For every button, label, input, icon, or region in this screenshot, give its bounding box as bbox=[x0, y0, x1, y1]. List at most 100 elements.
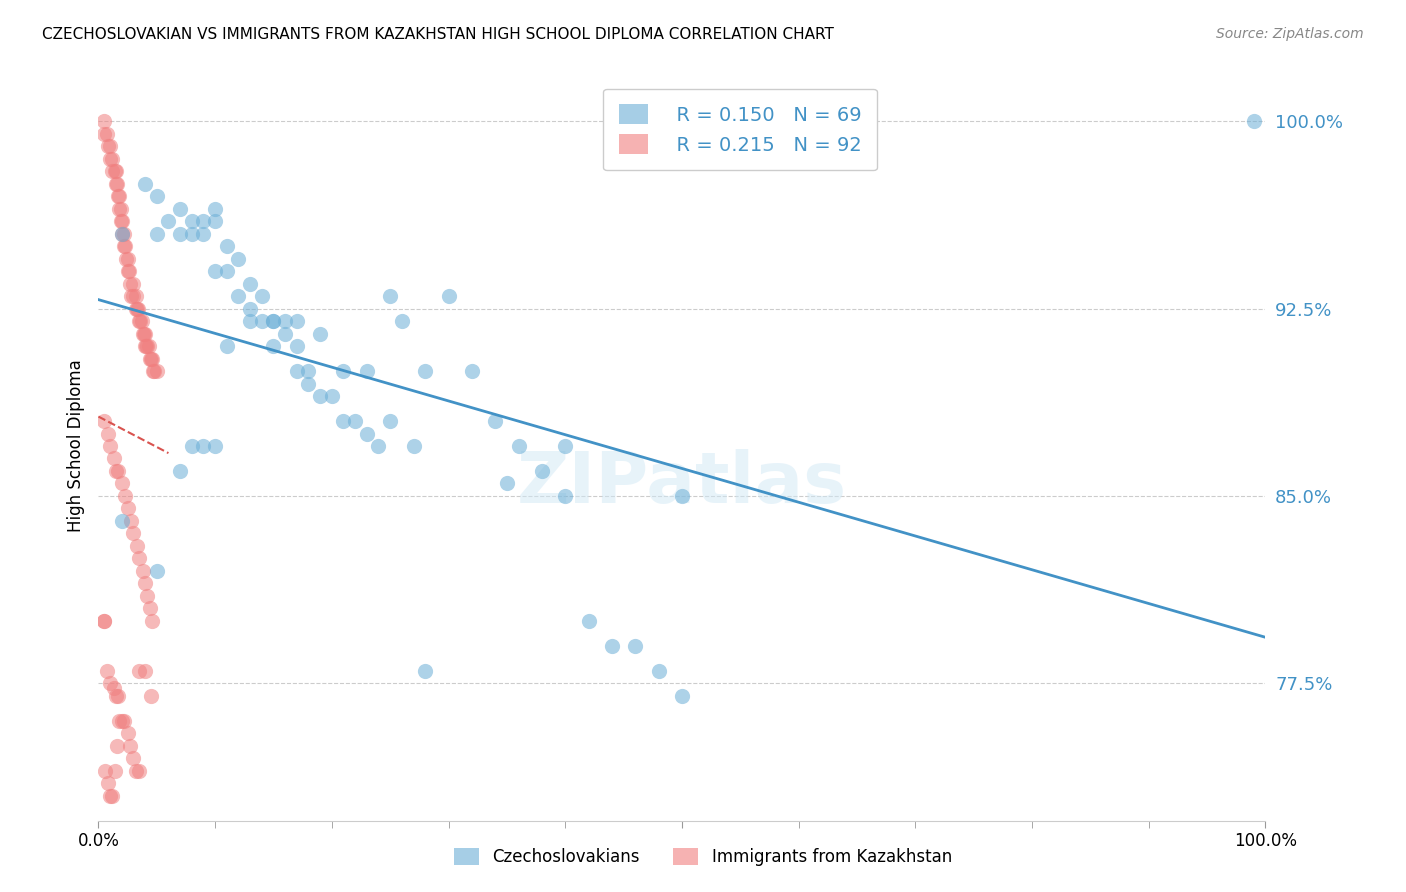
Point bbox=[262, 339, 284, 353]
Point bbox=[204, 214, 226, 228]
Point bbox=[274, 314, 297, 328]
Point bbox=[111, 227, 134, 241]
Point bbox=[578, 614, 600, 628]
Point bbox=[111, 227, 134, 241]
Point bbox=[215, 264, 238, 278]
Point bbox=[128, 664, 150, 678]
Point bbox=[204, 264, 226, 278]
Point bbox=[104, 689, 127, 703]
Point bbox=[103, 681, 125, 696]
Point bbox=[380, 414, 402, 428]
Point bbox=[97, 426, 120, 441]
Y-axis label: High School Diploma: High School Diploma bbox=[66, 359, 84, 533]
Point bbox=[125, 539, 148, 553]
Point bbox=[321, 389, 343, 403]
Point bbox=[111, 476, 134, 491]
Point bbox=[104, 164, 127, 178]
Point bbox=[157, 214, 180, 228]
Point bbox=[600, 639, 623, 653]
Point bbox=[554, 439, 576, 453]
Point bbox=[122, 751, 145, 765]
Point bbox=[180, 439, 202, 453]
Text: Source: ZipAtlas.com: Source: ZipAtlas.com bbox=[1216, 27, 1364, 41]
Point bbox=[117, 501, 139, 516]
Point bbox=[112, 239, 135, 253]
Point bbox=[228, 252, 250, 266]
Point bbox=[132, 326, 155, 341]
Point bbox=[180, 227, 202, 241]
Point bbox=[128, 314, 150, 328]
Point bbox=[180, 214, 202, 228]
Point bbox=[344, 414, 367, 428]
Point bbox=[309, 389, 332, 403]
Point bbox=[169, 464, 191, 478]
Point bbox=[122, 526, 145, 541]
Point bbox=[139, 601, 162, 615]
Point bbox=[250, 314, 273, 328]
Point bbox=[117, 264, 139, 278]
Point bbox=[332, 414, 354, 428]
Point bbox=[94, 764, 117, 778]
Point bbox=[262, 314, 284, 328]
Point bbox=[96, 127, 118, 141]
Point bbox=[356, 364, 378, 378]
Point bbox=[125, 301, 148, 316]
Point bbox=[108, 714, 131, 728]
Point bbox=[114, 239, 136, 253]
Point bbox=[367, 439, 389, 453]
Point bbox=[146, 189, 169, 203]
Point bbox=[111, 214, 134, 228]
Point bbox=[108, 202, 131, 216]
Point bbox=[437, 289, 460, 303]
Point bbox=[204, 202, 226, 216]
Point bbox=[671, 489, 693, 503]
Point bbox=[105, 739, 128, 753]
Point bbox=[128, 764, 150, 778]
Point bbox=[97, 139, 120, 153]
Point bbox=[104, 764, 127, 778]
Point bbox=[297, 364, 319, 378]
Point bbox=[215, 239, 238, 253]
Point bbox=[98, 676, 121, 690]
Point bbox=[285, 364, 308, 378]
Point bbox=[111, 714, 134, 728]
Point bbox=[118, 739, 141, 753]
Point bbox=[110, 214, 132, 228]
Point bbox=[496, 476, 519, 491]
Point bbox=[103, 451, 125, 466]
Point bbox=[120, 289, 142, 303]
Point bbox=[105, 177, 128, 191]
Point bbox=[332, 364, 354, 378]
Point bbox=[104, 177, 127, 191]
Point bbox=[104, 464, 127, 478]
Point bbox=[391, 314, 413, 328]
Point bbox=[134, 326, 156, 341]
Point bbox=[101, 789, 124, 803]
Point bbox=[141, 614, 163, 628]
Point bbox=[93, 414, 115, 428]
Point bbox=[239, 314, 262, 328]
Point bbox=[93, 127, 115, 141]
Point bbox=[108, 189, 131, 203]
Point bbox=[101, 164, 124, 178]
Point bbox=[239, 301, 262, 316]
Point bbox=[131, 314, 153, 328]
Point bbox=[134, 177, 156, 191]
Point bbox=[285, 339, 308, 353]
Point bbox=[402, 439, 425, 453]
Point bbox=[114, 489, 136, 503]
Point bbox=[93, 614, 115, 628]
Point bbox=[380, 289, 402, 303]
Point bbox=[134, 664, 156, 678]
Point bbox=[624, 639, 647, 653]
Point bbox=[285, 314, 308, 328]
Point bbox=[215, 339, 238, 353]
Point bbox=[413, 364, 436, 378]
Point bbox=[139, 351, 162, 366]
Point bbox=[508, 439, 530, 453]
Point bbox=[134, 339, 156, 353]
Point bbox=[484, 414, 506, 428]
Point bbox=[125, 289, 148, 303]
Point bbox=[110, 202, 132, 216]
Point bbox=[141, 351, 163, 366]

# # #

Set out the lines of the records above as a numbered list, leaving out blank lines and omitting the pictures.

§ **Completed task**:
1. For every button, label, input, icon, or region in this screenshot, give its bounding box as bbox=[x0, y0, x1, y1]. List at most 100 elements.
2. Point bbox=[262, 339, 284, 353]
3. Point bbox=[204, 214, 226, 228]
4. Point bbox=[274, 314, 297, 328]
5. Point bbox=[111, 227, 134, 241]
6. Point bbox=[578, 614, 600, 628]
7. Point bbox=[111, 227, 134, 241]
8. Point bbox=[215, 264, 238, 278]
9. Point bbox=[128, 664, 150, 678]
10. Point bbox=[204, 264, 226, 278]
11. Point bbox=[104, 689, 127, 703]
12. Point bbox=[103, 681, 125, 696]
13. Point bbox=[380, 414, 402, 428]
14. Point bbox=[97, 426, 120, 441]
15. Y-axis label: High School Diploma: High School Diploma bbox=[66, 359, 84, 533]
16. Point bbox=[125, 539, 148, 553]
17. Point bbox=[321, 389, 343, 403]
18. Point bbox=[111, 476, 134, 491]
19. Point bbox=[104, 164, 127, 178]
20. Point bbox=[157, 214, 180, 228]
21. Point bbox=[600, 639, 623, 653]
22. Point bbox=[554, 439, 576, 453]
23. Point bbox=[122, 751, 145, 765]
24. Point bbox=[180, 439, 202, 453]
25. Text: Source: ZipAtlas.com: Source: ZipAtlas.com bbox=[1216, 27, 1364, 41]
26. Point bbox=[117, 501, 139, 516]
27. Point bbox=[112, 239, 135, 253]
28. Point bbox=[228, 252, 250, 266]
29. Point bbox=[132, 326, 155, 341]
30. Point bbox=[180, 227, 202, 241]
31. Point bbox=[128, 314, 150, 328]
32. Point bbox=[180, 214, 202, 228]
33. Point bbox=[344, 414, 367, 428]
34. Point bbox=[309, 389, 332, 403]
35. Point bbox=[169, 464, 191, 478]
36. Point bbox=[122, 526, 145, 541]
37. Point bbox=[139, 601, 162, 615]
38. Point bbox=[250, 314, 273, 328]
39. Point bbox=[117, 264, 139, 278]
40. Point bbox=[332, 414, 354, 428]
41. Point bbox=[94, 764, 117, 778]
42. Point bbox=[262, 314, 284, 328]
43. Point bbox=[96, 127, 118, 141]
44. Point bbox=[356, 364, 378, 378]
45. Point bbox=[125, 301, 148, 316]
46. Point bbox=[108, 714, 131, 728]
47. Point bbox=[114, 239, 136, 253]
48. Point bbox=[367, 439, 389, 453]
49. Point bbox=[146, 189, 169, 203]
50. Point bbox=[111, 214, 134, 228]
51. Point bbox=[108, 202, 131, 216]
52. Point bbox=[437, 289, 460, 303]
53. Point bbox=[204, 202, 226, 216]
54. Point bbox=[671, 489, 693, 503]
55. Point bbox=[105, 739, 128, 753]
56. Point bbox=[128, 764, 150, 778]
57. Point bbox=[97, 139, 120, 153]
58. Point bbox=[104, 764, 127, 778]
59. Point bbox=[297, 364, 319, 378]
60. Point bbox=[215, 239, 238, 253]
61. Point bbox=[98, 676, 121, 690]
62. Point bbox=[285, 364, 308, 378]
63. Point bbox=[111, 714, 134, 728]
64. Point bbox=[118, 739, 141, 753]
65. Point bbox=[110, 214, 132, 228]
66. Point bbox=[496, 476, 519, 491]
67. Point bbox=[103, 451, 125, 466]
68. Point bbox=[120, 289, 142, 303]
69. Point bbox=[105, 177, 128, 191]
70. Point bbox=[332, 364, 354, 378]
71. Point bbox=[104, 177, 127, 191]
72. Point bbox=[104, 464, 127, 478]
73. Point bbox=[391, 314, 413, 328]
74. Point bbox=[134, 326, 156, 341]
75. Point bbox=[101, 789, 124, 803]
76. Point bbox=[141, 614, 163, 628]
77. Point bbox=[93, 414, 115, 428]
78. Point bbox=[239, 314, 262, 328]
79. Point bbox=[93, 127, 115, 141]
80. Point bbox=[108, 189, 131, 203]
81. Point bbox=[101, 164, 124, 178]
82. Point bbox=[239, 301, 262, 316]
83. Point bbox=[131, 314, 153, 328]
84. Point bbox=[134, 177, 156, 191]
85. Point bbox=[285, 339, 308, 353]
86. Point bbox=[402, 439, 425, 453]
87. Point bbox=[114, 489, 136, 503]
88. Point bbox=[93, 614, 115, 628]
89. Point bbox=[380, 289, 402, 303]
90. Point bbox=[134, 664, 156, 678]
91. Point bbox=[624, 639, 647, 653]
92. Point bbox=[285, 314, 308, 328]
93. Point bbox=[215, 339, 238, 353]
94. Point bbox=[413, 364, 436, 378]
95. Point bbox=[139, 351, 162, 366]
96. Point bbox=[508, 439, 530, 453]
97. Point bbox=[134, 339, 156, 353]
98. Point bbox=[484, 414, 506, 428]
99. Point bbox=[125, 289, 148, 303]
100. Point bbox=[110, 202, 132, 216]
101. Point bbox=[141, 351, 163, 366]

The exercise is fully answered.